**What needs to be done**
Identify the lines that contain the string "داروبس" and report only how many there are.

-- -- --

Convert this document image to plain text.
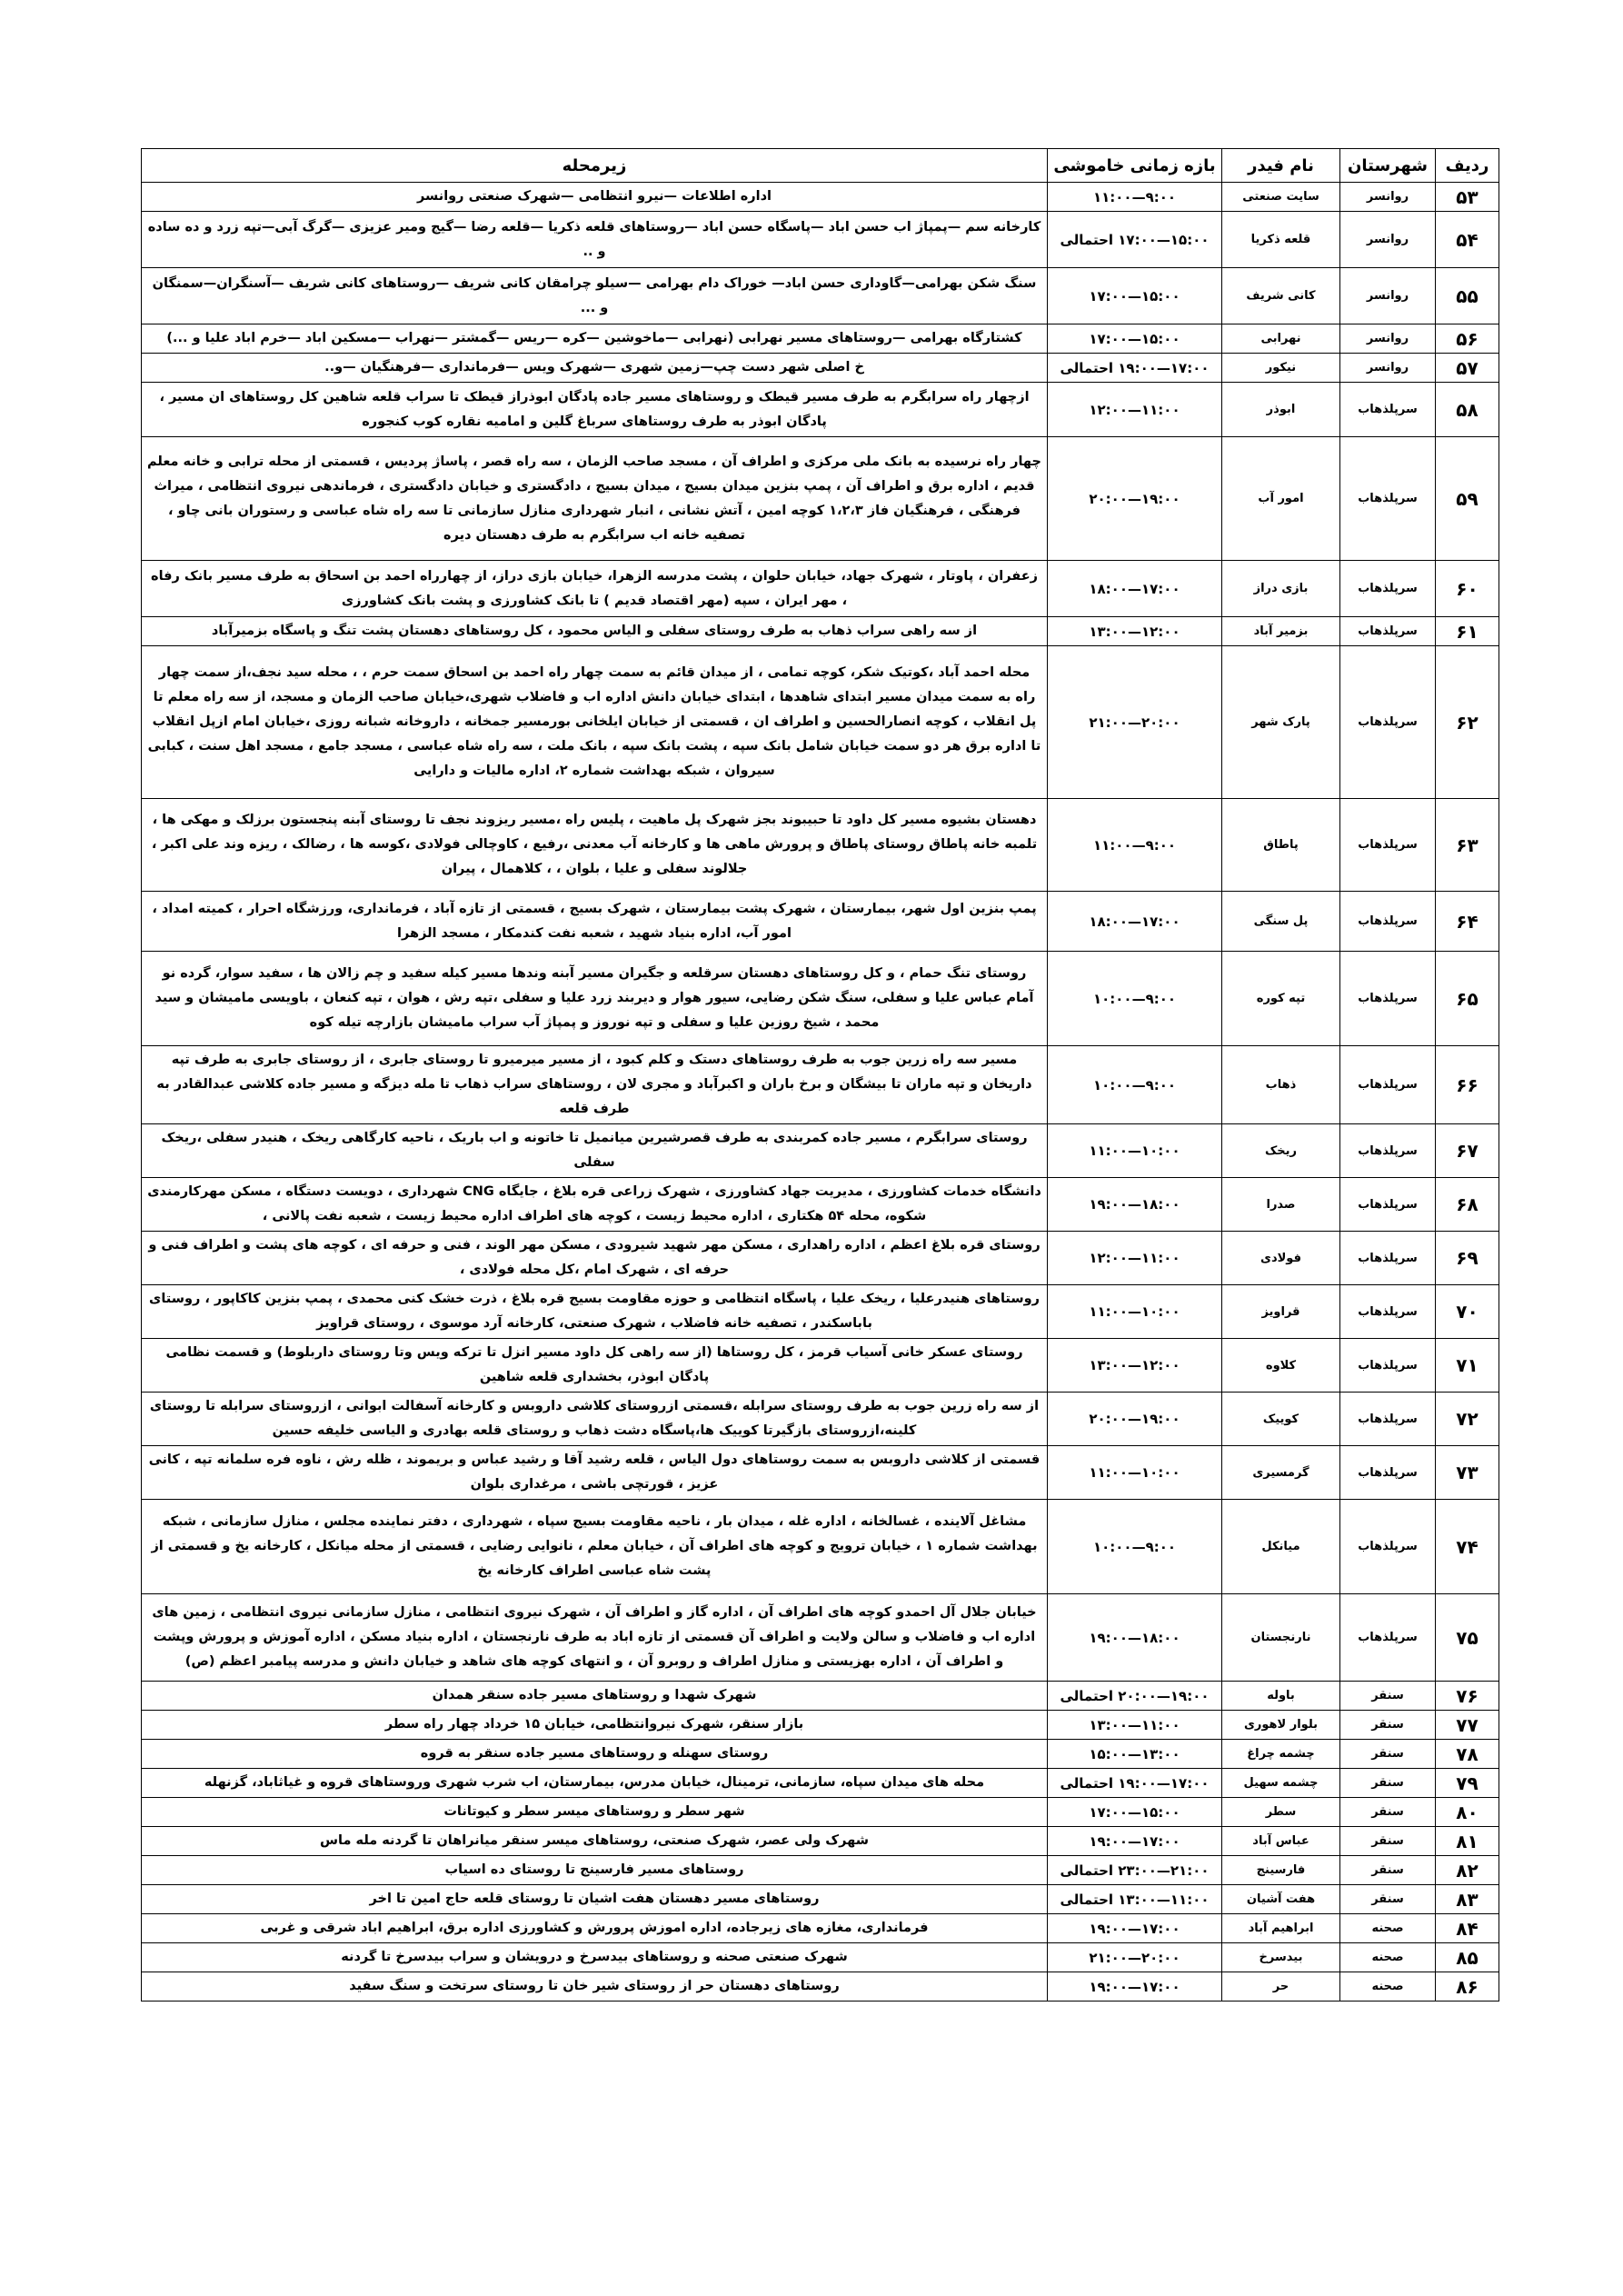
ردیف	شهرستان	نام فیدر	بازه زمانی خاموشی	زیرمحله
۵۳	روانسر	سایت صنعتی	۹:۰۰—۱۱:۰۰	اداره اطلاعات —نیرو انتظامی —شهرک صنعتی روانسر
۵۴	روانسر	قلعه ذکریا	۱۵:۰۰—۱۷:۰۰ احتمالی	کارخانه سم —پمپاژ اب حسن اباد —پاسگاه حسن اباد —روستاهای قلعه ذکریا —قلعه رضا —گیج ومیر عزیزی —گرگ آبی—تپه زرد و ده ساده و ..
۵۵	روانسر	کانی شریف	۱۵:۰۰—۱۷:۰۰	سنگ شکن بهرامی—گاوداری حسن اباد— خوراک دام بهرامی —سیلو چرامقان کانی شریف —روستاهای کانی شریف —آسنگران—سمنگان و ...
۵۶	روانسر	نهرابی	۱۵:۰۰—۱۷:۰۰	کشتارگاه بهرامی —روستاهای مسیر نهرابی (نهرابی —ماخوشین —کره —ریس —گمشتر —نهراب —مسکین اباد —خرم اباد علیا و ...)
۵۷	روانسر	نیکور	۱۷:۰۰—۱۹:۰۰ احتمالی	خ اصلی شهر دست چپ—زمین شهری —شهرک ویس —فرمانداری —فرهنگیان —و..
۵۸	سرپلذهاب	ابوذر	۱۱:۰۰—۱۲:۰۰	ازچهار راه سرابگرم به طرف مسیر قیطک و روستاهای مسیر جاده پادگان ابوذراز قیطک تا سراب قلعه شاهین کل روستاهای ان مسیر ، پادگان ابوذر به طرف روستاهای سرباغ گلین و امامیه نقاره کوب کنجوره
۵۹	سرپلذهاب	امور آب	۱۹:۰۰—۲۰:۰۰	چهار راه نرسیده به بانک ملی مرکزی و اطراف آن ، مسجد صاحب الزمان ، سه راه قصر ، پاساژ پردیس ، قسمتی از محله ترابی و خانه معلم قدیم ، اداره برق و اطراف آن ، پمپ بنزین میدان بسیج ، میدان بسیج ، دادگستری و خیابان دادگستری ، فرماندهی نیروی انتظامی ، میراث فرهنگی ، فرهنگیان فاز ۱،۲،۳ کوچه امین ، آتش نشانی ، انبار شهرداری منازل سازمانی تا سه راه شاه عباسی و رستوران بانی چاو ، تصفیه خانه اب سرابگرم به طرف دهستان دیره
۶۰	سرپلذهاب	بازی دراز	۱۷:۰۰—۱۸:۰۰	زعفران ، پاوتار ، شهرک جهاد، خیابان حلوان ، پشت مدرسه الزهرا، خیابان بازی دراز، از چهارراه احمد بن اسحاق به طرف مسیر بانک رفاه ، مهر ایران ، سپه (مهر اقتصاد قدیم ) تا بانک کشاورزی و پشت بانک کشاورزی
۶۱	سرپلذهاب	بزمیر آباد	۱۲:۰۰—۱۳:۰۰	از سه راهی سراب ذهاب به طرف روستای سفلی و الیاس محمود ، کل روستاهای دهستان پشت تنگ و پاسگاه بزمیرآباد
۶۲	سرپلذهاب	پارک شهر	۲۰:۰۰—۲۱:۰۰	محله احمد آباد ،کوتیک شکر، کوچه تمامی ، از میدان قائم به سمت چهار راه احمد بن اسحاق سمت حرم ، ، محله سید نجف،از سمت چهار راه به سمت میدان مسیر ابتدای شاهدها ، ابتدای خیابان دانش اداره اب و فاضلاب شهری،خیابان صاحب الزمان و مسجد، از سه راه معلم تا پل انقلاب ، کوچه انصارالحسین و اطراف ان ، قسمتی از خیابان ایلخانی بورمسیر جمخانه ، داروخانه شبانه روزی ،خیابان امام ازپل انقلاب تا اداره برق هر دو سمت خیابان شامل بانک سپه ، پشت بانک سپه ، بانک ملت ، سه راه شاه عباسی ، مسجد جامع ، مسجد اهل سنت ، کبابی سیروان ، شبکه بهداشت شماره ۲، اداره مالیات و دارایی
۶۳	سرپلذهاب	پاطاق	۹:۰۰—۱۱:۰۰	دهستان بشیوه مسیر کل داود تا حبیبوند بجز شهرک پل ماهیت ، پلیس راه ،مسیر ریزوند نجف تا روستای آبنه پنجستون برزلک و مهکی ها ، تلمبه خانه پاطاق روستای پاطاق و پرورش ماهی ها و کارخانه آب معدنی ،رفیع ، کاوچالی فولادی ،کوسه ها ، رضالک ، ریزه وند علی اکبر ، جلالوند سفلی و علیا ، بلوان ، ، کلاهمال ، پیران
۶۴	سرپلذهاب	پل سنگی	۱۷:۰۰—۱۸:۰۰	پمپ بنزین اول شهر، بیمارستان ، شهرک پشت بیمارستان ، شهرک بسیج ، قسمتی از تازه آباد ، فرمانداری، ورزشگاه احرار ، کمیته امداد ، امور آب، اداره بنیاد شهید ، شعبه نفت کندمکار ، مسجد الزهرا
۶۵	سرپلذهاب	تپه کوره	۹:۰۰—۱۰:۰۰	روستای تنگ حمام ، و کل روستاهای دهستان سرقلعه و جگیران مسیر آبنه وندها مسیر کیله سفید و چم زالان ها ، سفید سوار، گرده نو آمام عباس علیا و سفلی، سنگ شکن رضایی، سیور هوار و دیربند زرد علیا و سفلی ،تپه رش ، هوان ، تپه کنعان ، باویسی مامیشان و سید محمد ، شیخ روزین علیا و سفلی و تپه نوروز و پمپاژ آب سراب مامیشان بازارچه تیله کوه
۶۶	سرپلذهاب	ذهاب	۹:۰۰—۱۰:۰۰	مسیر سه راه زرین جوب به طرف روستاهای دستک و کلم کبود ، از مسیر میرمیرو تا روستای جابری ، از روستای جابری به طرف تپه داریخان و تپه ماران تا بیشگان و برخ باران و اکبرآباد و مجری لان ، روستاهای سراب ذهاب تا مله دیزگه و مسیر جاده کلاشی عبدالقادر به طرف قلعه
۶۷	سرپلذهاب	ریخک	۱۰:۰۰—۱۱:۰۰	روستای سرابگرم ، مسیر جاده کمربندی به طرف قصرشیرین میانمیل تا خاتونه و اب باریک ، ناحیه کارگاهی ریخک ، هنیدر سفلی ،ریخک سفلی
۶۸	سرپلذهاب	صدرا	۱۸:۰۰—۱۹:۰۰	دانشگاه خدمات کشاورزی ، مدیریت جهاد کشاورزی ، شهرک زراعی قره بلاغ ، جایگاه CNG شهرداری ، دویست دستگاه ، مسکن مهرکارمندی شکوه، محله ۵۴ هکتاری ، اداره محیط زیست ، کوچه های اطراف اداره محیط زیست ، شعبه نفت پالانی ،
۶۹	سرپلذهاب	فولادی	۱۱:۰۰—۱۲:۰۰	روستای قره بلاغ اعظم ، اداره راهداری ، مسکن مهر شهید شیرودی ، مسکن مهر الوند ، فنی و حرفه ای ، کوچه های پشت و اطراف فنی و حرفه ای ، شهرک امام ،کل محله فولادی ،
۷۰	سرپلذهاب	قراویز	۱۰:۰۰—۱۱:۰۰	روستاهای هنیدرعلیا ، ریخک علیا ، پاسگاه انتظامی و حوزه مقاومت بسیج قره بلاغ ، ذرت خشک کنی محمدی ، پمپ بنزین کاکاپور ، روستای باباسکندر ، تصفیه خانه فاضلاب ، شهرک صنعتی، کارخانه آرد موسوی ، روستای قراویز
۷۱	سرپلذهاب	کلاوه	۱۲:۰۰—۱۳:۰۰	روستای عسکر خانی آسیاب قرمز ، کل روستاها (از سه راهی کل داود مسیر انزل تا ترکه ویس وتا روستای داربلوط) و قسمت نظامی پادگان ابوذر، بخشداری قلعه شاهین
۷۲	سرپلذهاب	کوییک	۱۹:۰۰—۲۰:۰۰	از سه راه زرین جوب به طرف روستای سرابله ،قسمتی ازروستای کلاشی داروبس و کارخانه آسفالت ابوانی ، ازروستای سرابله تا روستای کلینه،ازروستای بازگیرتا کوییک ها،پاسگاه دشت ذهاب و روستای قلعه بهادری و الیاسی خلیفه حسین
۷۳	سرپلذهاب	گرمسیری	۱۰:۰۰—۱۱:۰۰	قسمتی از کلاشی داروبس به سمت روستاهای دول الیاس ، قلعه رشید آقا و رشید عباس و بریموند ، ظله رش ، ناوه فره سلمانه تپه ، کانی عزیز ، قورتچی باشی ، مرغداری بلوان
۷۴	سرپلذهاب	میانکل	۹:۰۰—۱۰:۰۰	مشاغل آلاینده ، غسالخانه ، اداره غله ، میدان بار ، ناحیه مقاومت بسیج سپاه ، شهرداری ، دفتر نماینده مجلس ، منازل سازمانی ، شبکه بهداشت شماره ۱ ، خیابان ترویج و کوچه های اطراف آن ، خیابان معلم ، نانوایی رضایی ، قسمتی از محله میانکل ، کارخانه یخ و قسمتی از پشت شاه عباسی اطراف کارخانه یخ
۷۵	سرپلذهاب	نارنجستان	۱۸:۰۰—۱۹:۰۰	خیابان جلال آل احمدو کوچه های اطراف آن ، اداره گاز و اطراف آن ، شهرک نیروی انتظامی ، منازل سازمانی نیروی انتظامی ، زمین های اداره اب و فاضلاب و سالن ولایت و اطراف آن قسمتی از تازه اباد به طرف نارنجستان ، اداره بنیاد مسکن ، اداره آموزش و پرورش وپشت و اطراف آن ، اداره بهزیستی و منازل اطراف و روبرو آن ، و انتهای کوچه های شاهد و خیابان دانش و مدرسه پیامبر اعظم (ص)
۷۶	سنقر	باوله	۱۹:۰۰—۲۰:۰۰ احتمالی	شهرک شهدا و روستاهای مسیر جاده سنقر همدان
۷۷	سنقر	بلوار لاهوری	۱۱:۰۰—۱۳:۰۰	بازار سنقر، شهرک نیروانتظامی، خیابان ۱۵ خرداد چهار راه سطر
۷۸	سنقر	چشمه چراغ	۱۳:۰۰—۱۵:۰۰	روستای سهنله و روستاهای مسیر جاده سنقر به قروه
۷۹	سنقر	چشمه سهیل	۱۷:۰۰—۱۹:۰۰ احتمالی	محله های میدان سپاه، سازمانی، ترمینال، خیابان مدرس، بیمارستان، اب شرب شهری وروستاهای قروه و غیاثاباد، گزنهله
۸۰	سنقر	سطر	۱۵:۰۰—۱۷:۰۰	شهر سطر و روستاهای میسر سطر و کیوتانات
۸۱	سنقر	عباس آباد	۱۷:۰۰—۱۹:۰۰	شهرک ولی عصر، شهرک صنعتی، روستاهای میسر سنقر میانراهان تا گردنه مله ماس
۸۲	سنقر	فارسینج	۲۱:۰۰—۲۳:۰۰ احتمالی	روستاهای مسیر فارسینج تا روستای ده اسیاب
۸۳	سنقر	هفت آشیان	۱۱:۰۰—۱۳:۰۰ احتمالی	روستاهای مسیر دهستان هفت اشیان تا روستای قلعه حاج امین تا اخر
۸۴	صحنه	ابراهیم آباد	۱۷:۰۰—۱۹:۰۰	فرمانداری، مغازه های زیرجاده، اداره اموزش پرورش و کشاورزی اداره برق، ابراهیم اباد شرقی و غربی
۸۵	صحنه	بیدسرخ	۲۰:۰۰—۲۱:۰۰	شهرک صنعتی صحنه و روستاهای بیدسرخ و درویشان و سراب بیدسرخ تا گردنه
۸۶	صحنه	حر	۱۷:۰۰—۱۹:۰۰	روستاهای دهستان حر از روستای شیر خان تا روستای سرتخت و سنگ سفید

-- -- --

**Result of the task**
2